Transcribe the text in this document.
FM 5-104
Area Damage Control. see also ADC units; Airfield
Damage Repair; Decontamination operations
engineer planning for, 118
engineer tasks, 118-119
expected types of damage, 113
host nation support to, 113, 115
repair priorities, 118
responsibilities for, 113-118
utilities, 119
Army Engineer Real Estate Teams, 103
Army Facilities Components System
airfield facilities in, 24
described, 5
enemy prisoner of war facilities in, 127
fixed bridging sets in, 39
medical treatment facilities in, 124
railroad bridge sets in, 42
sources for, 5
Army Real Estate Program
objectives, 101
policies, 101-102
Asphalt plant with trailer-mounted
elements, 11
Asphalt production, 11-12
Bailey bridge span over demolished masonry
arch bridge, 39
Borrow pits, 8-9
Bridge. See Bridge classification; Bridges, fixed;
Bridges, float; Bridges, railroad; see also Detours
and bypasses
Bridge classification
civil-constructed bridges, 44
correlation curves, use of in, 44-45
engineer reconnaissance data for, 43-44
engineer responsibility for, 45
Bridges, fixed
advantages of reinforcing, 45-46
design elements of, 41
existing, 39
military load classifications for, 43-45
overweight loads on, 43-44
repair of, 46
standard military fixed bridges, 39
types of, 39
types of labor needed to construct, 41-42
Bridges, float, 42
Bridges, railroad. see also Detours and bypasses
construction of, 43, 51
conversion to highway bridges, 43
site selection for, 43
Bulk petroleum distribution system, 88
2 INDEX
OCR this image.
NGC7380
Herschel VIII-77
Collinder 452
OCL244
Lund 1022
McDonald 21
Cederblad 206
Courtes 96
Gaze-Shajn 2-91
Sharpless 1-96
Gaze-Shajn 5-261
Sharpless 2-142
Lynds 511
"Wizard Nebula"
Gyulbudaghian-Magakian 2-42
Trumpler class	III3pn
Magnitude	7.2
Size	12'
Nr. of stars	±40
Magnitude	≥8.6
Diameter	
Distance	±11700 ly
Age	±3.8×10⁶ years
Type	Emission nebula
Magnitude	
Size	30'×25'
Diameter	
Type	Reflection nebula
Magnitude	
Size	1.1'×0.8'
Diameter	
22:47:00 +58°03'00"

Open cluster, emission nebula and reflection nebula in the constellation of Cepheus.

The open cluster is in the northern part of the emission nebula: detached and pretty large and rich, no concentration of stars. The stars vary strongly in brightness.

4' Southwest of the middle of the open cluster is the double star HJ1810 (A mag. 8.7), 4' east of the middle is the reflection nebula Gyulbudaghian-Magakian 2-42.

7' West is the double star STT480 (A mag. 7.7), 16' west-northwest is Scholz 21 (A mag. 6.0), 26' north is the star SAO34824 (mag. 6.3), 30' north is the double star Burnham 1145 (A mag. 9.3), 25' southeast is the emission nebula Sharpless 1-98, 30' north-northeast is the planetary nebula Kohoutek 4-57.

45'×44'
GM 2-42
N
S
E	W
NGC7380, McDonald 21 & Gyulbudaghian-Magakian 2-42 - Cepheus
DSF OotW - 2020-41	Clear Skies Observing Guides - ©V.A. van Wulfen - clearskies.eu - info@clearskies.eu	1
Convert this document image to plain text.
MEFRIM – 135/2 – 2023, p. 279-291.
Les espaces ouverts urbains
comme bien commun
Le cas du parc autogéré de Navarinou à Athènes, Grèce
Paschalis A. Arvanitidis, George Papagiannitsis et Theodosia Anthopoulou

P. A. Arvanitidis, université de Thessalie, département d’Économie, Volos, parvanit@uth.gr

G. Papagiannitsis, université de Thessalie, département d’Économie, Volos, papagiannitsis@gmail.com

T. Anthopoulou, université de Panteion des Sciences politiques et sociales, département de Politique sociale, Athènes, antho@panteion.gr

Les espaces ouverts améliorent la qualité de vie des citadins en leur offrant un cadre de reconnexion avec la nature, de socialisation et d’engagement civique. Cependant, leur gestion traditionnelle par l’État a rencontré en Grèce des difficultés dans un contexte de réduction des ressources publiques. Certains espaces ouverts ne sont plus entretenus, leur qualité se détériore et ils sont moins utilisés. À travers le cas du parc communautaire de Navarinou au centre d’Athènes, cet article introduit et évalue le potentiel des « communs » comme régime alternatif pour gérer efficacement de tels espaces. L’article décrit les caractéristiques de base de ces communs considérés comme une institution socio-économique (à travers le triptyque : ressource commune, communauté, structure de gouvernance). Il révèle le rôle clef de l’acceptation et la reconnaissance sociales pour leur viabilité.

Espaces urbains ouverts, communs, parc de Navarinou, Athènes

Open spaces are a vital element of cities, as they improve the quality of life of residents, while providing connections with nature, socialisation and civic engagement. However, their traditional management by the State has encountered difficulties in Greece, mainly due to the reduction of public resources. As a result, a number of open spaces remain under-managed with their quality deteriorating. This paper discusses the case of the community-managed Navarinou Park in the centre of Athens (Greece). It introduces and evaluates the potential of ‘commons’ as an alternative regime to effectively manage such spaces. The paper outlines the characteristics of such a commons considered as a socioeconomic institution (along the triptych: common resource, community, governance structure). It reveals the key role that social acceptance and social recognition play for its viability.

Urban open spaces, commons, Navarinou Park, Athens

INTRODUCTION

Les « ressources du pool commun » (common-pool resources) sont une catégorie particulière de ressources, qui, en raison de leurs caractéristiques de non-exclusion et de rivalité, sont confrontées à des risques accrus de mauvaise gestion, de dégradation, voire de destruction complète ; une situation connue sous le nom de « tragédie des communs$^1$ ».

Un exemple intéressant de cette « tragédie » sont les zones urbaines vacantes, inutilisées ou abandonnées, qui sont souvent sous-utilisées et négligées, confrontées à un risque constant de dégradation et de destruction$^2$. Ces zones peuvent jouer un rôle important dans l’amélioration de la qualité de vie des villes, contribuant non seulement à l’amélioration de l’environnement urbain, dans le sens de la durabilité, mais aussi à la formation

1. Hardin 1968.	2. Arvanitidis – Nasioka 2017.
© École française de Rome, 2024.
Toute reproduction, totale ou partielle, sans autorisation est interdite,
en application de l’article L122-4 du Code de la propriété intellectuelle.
****************************************
> **What needs to be done**:
In the entries above, find every line holding the word "nature" and copy it out.

> **Right answer**:
Les espaces ouverts améliorent la qualité de vie des citadins en leur offrant un cadre de reconnexion avec la nature, de socialisation et d’engagement civique. Cependant, leur gestion traditionnelle par l’État a rencontré en Grèce des difficultés dans un contexte de réduction des ressources publiques. Certains espaces ouverts ne sont plus entretenus, leur qualité se détériore et ils sont moins utilisés. À travers le cas du parc communautaire de Navarinou au centre d’Athènes, cet article introduit et évalue le potentiel des « communs » comme régime alternatif pour gérer efficacement de tels espaces. L’article décrit les caractéristiques de base de ces communs considérés comme une institution socio-économique (à travers le triptyque : ressource commune, communauté, structure de gouvernance). Il révèle le rôle clef de l’acceptation et la reconnaissance sociales pour leur viabilité.
Open spaces are a vital element of cities, as they improve the quality of life of residents, while providing connections with nature, socialisation and civic engagement. However, their traditional management by the State has encountered difficulties in Greece, mainly due to the reduction of public resources. As a result, a number of open spaces remain under-managed with their quality deteriorating. This paper discusses the case of the community-managed Navarinou Park in the centre of Athens (Greece). It introduces and evaluates the potential of ‘commons’ as an alternative regime to effectively manage such spaces. The paper outlines the characteristics of such a commons considered as a socioeconomic institution (along the triptych: common resource, community, governance structure). It reveals the key role that social acceptance and social recognition play for its viability.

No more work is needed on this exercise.